## Short task
Transcribe the listing exactly, leaving out every picture.

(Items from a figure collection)
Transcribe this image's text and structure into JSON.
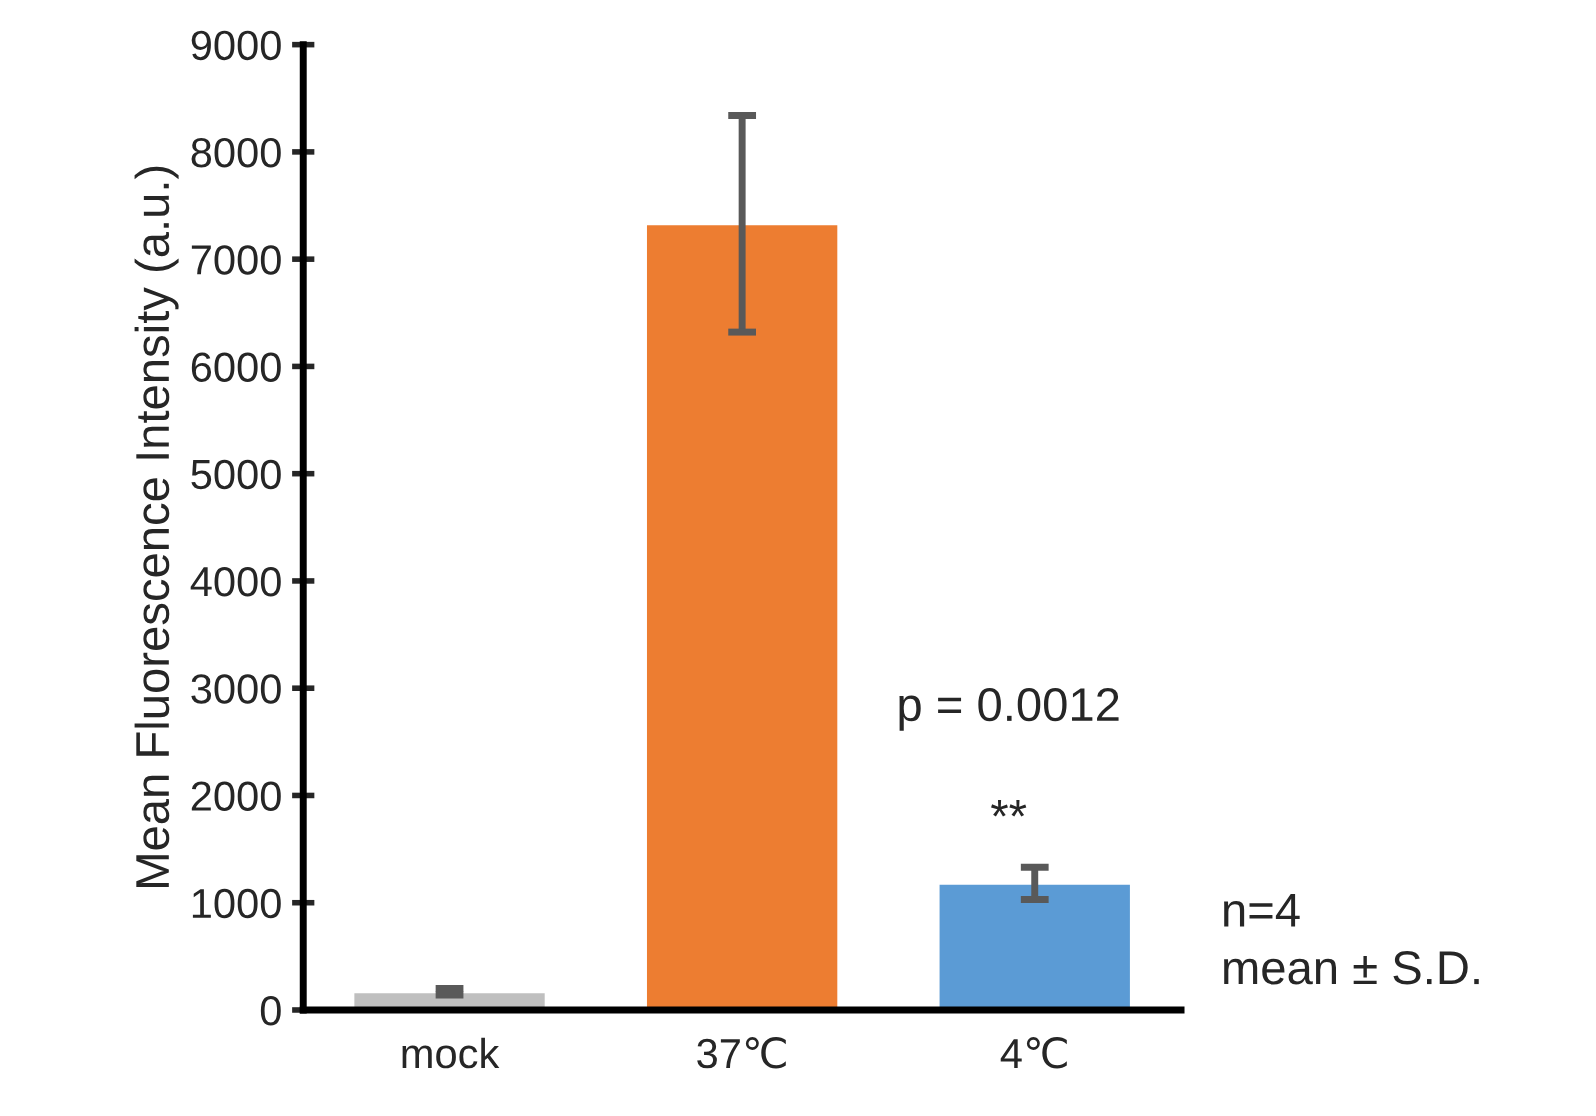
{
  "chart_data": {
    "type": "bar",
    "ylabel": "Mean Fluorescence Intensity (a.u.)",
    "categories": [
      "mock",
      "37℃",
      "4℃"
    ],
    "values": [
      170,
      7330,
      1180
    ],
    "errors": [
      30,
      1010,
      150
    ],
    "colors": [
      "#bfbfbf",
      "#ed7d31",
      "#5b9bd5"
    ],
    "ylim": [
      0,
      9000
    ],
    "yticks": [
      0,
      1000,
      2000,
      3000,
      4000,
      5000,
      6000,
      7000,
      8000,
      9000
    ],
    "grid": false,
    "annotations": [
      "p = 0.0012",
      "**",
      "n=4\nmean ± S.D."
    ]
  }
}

## Answer to the problem
Transcribe this image's text and structure into JSON.
{
  "chart_data": {
    "type": "bar",
    "ylabel": "Mean Fluorescence Intensity (a.u.)",
    "categories": [
      "mock",
      "37℃",
      "4℃"
    ],
    "values": [
      170,
      7330,
      1180
    ],
    "errors": [
      30,
      1010,
      150
    ],
    "colors": [
      "#bfbfbf",
      "#ed7d31",
      "#5b9bd5"
    ],
    "ylim": [
      0,
      9000
    ],
    "yticks": [
      0,
      1000,
      2000,
      3000,
      4000,
      5000,
      6000,
      7000,
      8000,
      9000
    ],
    "grid": false,
    "annotations": [
      "p = 0.0012",
      "**",
      "n=4\nmean ± S.D."
    ]
  }
}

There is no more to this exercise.